======== Recorded information ========
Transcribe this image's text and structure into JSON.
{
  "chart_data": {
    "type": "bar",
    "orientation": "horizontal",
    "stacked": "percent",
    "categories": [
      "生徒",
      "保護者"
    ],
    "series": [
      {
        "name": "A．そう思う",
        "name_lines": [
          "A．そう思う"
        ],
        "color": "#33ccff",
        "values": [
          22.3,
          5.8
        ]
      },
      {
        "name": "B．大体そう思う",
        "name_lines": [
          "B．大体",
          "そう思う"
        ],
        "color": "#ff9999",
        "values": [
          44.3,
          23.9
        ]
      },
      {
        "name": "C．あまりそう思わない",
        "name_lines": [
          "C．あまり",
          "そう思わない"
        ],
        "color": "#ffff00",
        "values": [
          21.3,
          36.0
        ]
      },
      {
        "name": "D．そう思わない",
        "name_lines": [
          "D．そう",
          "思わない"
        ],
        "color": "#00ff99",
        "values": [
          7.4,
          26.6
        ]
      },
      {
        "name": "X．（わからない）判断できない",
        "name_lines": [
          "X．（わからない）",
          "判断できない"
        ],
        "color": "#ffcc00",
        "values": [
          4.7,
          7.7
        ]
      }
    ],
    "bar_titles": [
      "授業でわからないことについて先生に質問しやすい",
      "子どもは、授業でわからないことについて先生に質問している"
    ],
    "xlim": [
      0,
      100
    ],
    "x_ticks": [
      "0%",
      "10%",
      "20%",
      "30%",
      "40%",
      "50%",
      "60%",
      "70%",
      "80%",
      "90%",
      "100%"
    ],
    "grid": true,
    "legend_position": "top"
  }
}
========
| Exercise prompt |
Word for word, restate all of the data shown above.

| Task result |
Transcribe this image's text and structure into JSON.
{
  "chart_data": {
    "type": "bar",
    "orientation": "horizontal",
    "stacked": "percent",
    "categories": [
      "生徒",
      "保護者"
    ],
    "series": [
      {
        "name": "A．そう思う",
        "name_lines": [
          "A．そう思う"
        ],
        "color": "#33ccff",
        "values": [
          22.3,
          5.8
        ]
      },
      {
        "name": "B．大体そう思う",
        "name_lines": [
          "B．大体",
          "そう思う"
        ],
        "color": "#ff9999",
        "values": [
          44.3,
          23.9
        ]
      },
      {
        "name": "C．あまりそう思わない",
        "name_lines": [
          "C．あまり",
          "そう思わない"
        ],
        "color": "#ffff00",
        "values": [
          21.3,
          36.0
        ]
      },
      {
        "name": "D．そう思わない",
        "name_lines": [
          "D．そう",
          "思わない"
        ],
        "color": "#00ff99",
        "values": [
          7.4,
          26.6
        ]
      },
      {
        "name": "X．（わからない）判断できない",
        "name_lines": [
          "X．（わからない）",
          "判断できない"
        ],
        "color": "#ffcc00",
        "values": [
          4.7,
          7.7
        ]
      }
    ],
    "bar_titles": [
      "授業でわからないことについて先生に質問しやすい",
      "子どもは、授業でわからないことについて先生に質問している"
    ],
    "xlim": [
      0,
      100
    ],
    "x_ticks": [
      "0%",
      "10%",
      "20%",
      "30%",
      "40%",
      "50%",
      "60%",
      "70%",
      "80%",
      "90%",
      "100%"
    ],
    "grid": true,
    "legend_position": "top"
  }
}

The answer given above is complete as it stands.